### What needs to be done
Where a line holds the string "Residency", return that line.

### Figure data in JSON
/---

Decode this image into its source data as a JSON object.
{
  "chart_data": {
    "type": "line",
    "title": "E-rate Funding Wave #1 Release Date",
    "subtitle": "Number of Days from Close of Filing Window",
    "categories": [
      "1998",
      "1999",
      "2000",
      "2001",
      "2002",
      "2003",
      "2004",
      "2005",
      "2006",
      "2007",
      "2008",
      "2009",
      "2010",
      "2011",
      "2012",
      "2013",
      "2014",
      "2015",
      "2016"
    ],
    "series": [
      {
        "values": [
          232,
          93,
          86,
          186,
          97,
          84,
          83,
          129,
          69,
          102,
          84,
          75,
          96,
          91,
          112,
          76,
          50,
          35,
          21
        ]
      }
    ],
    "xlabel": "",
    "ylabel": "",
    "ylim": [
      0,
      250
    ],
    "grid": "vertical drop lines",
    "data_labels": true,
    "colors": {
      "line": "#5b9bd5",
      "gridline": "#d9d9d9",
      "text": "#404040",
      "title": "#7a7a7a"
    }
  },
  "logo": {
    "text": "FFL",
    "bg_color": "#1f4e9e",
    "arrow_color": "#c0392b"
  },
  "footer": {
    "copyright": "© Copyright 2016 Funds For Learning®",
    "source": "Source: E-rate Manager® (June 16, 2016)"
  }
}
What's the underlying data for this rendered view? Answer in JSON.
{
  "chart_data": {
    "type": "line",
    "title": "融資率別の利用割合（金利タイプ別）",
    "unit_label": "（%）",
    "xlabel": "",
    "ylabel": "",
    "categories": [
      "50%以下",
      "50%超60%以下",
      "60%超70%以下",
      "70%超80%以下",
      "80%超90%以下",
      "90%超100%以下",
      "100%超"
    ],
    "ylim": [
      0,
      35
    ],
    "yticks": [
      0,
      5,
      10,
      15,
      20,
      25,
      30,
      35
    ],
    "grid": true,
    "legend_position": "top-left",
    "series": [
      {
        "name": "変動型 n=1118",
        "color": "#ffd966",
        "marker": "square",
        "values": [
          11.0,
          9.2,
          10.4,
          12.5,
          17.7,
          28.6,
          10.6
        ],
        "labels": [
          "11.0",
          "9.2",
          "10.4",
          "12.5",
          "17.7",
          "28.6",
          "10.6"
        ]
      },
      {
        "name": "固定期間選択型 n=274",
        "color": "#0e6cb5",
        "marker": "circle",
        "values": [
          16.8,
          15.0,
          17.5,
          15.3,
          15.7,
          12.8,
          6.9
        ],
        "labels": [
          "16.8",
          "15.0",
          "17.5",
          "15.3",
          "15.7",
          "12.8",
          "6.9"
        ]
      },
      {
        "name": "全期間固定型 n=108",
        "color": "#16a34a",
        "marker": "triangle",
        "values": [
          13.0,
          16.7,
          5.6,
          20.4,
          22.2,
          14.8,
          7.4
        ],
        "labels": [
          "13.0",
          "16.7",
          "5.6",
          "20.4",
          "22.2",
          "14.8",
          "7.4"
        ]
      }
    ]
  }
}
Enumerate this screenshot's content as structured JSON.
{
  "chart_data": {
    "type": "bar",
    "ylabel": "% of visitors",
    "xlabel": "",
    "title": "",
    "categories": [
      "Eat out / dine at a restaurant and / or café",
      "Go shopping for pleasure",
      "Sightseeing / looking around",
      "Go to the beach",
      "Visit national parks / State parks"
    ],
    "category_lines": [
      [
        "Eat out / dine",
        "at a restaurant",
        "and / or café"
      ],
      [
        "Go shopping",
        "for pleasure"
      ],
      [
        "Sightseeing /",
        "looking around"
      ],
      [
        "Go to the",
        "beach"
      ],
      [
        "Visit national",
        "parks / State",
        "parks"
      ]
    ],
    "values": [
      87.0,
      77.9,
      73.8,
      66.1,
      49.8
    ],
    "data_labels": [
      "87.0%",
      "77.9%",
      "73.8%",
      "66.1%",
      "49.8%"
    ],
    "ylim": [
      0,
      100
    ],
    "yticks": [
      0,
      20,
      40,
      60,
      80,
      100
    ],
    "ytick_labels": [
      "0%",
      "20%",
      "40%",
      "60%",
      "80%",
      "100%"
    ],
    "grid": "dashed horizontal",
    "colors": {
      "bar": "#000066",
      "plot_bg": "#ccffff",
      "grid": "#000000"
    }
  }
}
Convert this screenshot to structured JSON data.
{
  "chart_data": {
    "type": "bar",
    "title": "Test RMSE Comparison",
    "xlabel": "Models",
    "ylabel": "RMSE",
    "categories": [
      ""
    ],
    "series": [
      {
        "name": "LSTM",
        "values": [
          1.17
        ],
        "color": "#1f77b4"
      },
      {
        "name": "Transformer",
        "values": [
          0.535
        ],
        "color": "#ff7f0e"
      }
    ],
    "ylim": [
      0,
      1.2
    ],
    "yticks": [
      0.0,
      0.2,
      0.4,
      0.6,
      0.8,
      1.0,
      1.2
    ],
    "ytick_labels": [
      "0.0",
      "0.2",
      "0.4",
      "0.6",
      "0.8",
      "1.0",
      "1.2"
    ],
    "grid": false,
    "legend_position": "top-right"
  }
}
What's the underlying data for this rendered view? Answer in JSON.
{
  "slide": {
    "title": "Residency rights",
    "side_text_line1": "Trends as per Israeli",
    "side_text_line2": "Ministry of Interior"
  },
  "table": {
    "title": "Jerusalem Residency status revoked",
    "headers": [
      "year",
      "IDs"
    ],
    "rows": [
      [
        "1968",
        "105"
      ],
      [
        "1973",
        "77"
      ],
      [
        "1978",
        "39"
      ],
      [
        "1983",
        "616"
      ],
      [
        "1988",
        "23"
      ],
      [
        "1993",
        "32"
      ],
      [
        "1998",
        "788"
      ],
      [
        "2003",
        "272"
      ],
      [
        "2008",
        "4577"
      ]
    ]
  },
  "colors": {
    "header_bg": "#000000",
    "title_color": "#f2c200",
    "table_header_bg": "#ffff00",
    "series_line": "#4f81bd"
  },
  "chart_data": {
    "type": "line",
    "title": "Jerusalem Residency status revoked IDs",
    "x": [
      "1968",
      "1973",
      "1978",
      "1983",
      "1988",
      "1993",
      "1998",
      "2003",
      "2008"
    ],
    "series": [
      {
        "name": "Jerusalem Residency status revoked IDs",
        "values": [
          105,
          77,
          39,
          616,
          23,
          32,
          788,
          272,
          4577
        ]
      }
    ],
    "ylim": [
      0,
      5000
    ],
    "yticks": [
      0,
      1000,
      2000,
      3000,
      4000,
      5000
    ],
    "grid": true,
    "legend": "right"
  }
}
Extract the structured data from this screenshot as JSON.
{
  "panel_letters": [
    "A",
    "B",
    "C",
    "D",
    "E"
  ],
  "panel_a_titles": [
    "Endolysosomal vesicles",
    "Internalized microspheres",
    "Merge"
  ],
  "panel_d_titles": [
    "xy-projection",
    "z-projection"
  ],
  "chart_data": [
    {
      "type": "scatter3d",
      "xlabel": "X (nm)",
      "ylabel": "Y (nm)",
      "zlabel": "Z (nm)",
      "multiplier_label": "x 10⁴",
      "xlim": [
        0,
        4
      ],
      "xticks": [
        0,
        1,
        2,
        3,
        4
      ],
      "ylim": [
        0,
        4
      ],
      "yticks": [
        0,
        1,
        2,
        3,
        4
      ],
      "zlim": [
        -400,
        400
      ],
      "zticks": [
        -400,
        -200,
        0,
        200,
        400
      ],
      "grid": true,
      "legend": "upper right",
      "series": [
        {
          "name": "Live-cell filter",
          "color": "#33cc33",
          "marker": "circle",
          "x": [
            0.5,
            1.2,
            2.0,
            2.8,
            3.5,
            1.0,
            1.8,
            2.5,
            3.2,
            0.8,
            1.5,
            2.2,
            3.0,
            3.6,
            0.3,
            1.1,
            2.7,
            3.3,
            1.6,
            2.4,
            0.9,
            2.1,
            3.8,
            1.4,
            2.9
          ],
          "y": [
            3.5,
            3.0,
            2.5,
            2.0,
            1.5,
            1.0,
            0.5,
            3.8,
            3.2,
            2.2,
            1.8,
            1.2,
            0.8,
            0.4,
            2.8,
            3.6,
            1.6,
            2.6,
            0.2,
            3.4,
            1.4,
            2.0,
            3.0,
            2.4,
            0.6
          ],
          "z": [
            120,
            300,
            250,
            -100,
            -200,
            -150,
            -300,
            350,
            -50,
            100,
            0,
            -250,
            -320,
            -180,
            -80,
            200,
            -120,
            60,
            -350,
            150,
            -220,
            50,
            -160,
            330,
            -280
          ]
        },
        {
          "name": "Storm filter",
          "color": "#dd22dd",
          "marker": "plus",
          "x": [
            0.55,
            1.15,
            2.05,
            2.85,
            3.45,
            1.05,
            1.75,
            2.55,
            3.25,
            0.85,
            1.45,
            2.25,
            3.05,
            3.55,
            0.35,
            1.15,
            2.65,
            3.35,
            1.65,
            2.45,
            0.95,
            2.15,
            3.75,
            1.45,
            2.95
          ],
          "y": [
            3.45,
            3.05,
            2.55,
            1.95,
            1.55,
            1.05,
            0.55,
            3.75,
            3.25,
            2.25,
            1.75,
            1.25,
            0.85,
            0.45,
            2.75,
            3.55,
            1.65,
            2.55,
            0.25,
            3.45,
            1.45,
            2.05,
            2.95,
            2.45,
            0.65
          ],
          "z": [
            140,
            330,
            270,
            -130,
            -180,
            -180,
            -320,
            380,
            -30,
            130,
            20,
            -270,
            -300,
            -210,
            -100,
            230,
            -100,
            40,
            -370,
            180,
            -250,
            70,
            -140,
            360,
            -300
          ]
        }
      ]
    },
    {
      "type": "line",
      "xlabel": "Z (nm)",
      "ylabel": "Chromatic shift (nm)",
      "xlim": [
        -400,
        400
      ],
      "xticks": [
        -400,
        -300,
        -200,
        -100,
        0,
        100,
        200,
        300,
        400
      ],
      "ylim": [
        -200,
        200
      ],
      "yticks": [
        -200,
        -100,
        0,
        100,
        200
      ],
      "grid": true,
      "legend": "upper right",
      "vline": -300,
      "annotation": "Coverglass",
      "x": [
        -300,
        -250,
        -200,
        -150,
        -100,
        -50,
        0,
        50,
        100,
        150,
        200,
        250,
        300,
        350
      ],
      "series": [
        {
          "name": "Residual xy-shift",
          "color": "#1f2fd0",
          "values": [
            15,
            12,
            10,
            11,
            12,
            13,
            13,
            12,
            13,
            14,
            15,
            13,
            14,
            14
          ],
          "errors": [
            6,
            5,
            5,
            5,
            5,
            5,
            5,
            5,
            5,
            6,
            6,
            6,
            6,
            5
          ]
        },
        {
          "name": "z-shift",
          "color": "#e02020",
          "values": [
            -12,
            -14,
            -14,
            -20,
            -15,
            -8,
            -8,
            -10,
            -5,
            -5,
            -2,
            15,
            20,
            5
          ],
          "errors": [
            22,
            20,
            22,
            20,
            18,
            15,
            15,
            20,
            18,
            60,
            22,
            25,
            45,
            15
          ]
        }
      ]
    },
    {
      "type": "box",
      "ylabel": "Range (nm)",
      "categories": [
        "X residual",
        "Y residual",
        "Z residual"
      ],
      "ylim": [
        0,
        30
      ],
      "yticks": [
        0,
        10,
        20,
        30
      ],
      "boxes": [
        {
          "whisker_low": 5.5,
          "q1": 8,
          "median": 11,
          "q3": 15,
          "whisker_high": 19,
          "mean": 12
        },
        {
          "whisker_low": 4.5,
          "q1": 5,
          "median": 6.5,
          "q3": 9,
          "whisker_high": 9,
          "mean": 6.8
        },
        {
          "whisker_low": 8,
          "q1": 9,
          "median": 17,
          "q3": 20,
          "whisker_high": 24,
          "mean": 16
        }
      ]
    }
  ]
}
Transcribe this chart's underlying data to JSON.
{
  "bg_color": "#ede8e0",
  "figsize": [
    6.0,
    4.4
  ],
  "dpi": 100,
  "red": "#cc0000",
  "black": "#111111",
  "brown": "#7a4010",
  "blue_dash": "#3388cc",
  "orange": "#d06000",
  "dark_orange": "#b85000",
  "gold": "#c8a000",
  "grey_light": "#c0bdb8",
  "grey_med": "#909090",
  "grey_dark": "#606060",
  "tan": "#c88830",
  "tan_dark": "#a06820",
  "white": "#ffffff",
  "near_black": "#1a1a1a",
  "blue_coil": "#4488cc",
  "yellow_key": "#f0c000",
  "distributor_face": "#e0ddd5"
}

\---

### Response to this task
    "title": "Residency rights",
    "title": "Jerusalem Residency status revoked",
    "title": "Jerusalem Residency status revoked IDs",
        "name": "Jerusalem Residency status revoked IDs",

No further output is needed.